GOAL OF THE EXERCISE
Write out the listing below in full and exactly, leaving out every picture.
■ ■ ■ ■
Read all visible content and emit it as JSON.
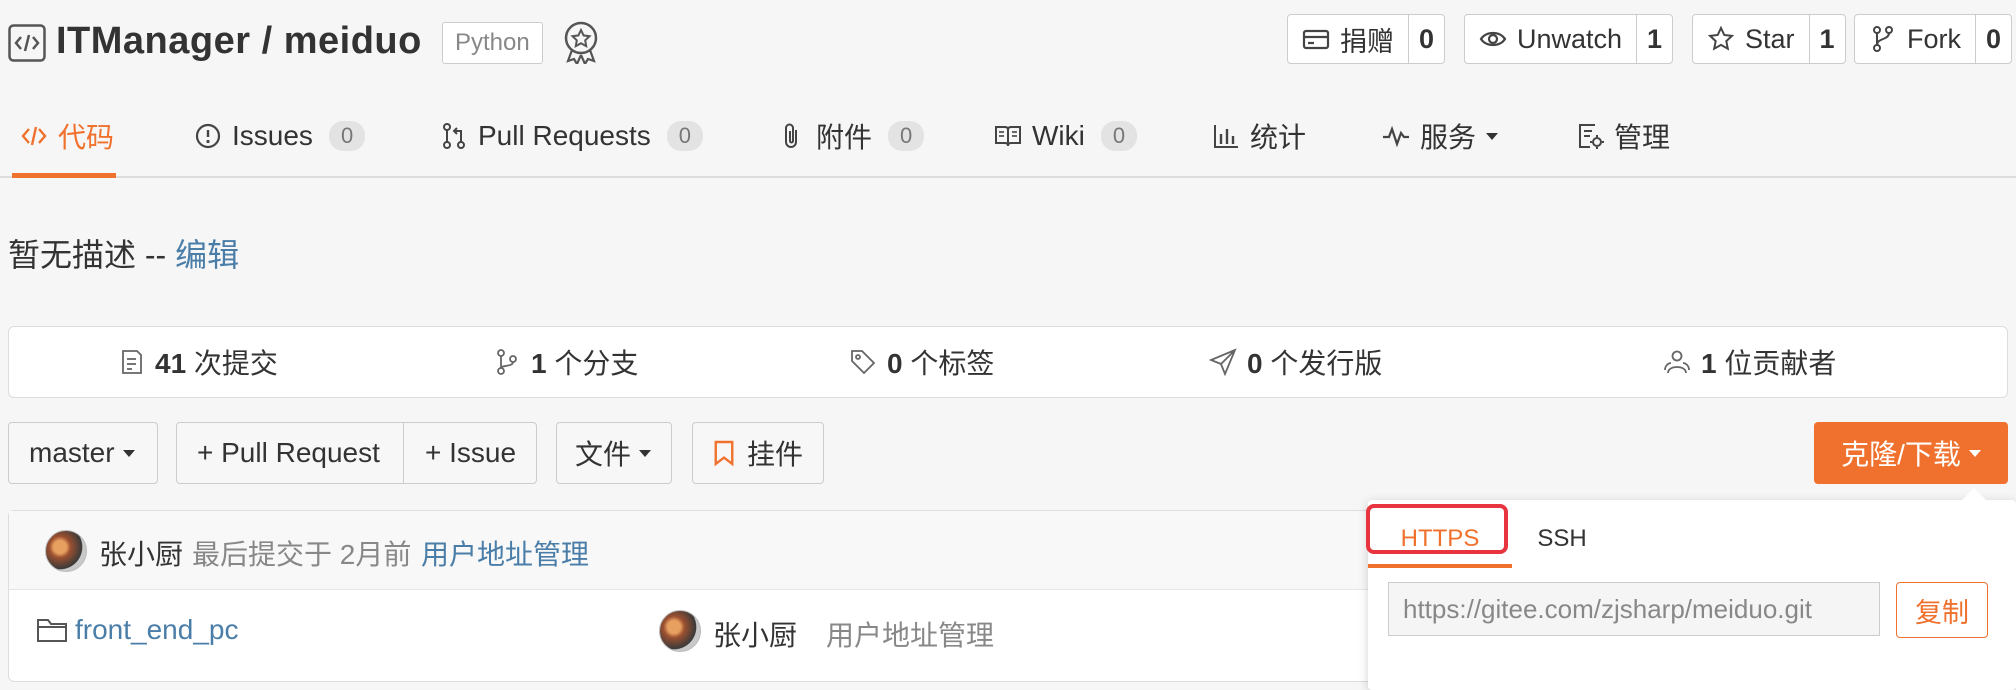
{
  "repo": {
    "title": "ITManager / meiduo",
    "language": "Python"
  },
  "actions": {
    "donate": {
      "label": "捐赠",
      "count": "0"
    },
    "watch": {
      "label": "Unwatch",
      "count": "1"
    },
    "star": {
      "label": "Star",
      "count": "1"
    },
    "fork": {
      "label": "Fork",
      "count": "0"
    }
  },
  "tabs": [
    {
      "label": "代码",
      "icon": "code-icon",
      "active": true
    },
    {
      "label": "Issues",
      "count": "0",
      "icon": "issue-icon"
    },
    {
      "label": "Pull Requests",
      "count": "0",
      "icon": "pull-request-icon"
    },
    {
      "label": "附件",
      "count": "0",
      "icon": "paperclip-icon"
    },
    {
      "label": "Wiki",
      "count": "0",
      "icon": "book-icon"
    },
    {
      "label": "统计",
      "icon": "bar-chart-icon"
    },
    {
      "label": "服务",
      "icon": "pulse-icon"
    },
    {
      "label": "管理",
      "icon": "settings-doc-icon"
    }
  ],
  "description": {
    "text": "暂无描述 -- ",
    "edit_link": "编辑"
  },
  "stats": {
    "commits": {
      "num": "41",
      "label": " 次提交"
    },
    "branches": {
      "num": "1",
      "label": " 个分支"
    },
    "tags": {
      "num": "0",
      "label": " 个标签"
    },
    "releases": {
      "num": "0",
      "label": " 个发行版"
    },
    "contributors": {
      "num": "1",
      "label": " 位贡献者"
    }
  },
  "toolbar": {
    "branch": "master",
    "pull_request": "+ Pull Request",
    "issue": "+ Issue",
    "file": "文件",
    "widget": "挂件",
    "clone": "克隆/下载"
  },
  "last_commit": {
    "author": "张小厨",
    "meta": "最后提交于 2月前",
    "message": "用户地址管理"
  },
  "files": [
    {
      "name": "front_end_pc",
      "author": "张小厨",
      "message": "用户地址管理"
    }
  ],
  "clone_dropdown": {
    "tabs": [
      "HTTPS",
      "SSH"
    ],
    "url": "https://gitee.com/zjsharp/meiduo.git",
    "copy": "复制"
  },
  "colors": {
    "accent": "#f0712d",
    "link": "#4a7ea8",
    "highlight": "#e8343f"
  }
}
■ ■ ■ ■
REPLY
Read all visible content and emit it as JSON.
{
  "repo": {
    "title": "ITManager / meiduo",
    "language": "Python"
  },
  "actions": {
    "donate": {
      "label": "捐赠",
      "count": "0"
    },
    "watch": {
      "label": "Unwatch",
      "count": "1"
    },
    "star": {
      "label": "Star",
      "count": "1"
    },
    "fork": {
      "label": "Fork",
      "count": "0"
    }
  },
  "tabs": [
    {
      "label": "代码",
      "icon": "code-icon",
      "active": true
    },
    {
      "label": "Issues",
      "count": "0",
      "icon": "issue-icon"
    },
    {
      "label": "Pull Requests",
      "count": "0",
      "icon": "pull-request-icon"
    },
    {
      "label": "附件",
      "count": "0",
      "icon": "paperclip-icon"
    },
    {
      "label": "Wiki",
      "count": "0",
      "icon": "book-icon"
    },
    {
      "label": "统计",
      "icon": "bar-chart-icon"
    },
    {
      "label": "服务",
      "icon": "pulse-icon"
    },
    {
      "label": "管理",
      "icon": "settings-doc-icon"
    }
  ],
  "description": {
    "text": "暂无描述 -- ",
    "edit_link": "编辑"
  },
  "stats": {
    "commits": {
      "num": "41",
      "label": " 次提交"
    },
    "branches": {
      "num": "1",
      "label": " 个分支"
    },
    "tags": {
      "num": "0",
      "label": " 个标签"
    },
    "releases": {
      "num": "0",
      "label": " 个发行版"
    },
    "contributors": {
      "num": "1",
      "label": " 位贡献者"
    }
  },
  "toolbar": {
    "branch": "master",
    "pull_request": "+ Pull Request",
    "issue": "+ Issue",
    "file": "文件",
    "widget": "挂件",
    "clone": "克隆/下载"
  },
  "last_commit": {
    "author": "张小厨",
    "meta": "最后提交于 2月前",
    "message": "用户地址管理"
  },
  "files": [
    {
      "name": "front_end_pc",
      "author": "张小厨",
      "message": "用户地址管理"
    }
  ],
  "clone_dropdown": {
    "tabs": [
      "HTTPS",
      "SSH"
    ],
    "url": "https://gitee.com/zjsharp/meiduo.git",
    "copy": "复制"
  },
  "colors": {
    "accent": "#f0712d",
    "link": "#4a7ea8",
    "highlight": "#e8343f"
  }
}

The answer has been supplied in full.